-- Start of DATASET --

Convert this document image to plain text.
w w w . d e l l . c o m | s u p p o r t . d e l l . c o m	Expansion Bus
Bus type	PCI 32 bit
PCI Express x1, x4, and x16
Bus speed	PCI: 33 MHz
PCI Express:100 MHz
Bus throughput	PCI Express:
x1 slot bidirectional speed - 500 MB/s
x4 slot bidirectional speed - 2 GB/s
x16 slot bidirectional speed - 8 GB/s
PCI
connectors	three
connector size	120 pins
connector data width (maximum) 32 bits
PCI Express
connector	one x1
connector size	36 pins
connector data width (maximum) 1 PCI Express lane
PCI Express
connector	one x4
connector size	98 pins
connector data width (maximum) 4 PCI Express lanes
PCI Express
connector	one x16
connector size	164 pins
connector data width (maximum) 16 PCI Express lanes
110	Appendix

-- End of DATASET --

### SHORT TASK
Recite the full listing above exactly.

### FULL ANSWER
Convert this document image to plain text.
w w w . d e l l . c o m | s u p p o r t . d e l l . c o m	Expansion Bus
Bus type	PCI 32 bit
PCI Express x1, x4, and x16
Bus speed	PCI: 33 MHz
PCI Express:100 MHz
Bus throughput	PCI Express:
x1 slot bidirectional speed - 500 MB/s
x4 slot bidirectional speed - 2 GB/s
x16 slot bidirectional speed - 8 GB/s
PCI
connectors	three
connector size	120 pins
connector data width (maximum) 32 bits
PCI Express
connector	one x1
connector size	36 pins
connector data width (maximum) 1 PCI Express lane
PCI Express
connector	one x4
connector size	98 pins
connector data width (maximum) 4 PCI Express lanes
PCI Express
connector	one x16
connector size	164 pins
connector data width (maximum) 16 PCI Express lanes
110	Appendix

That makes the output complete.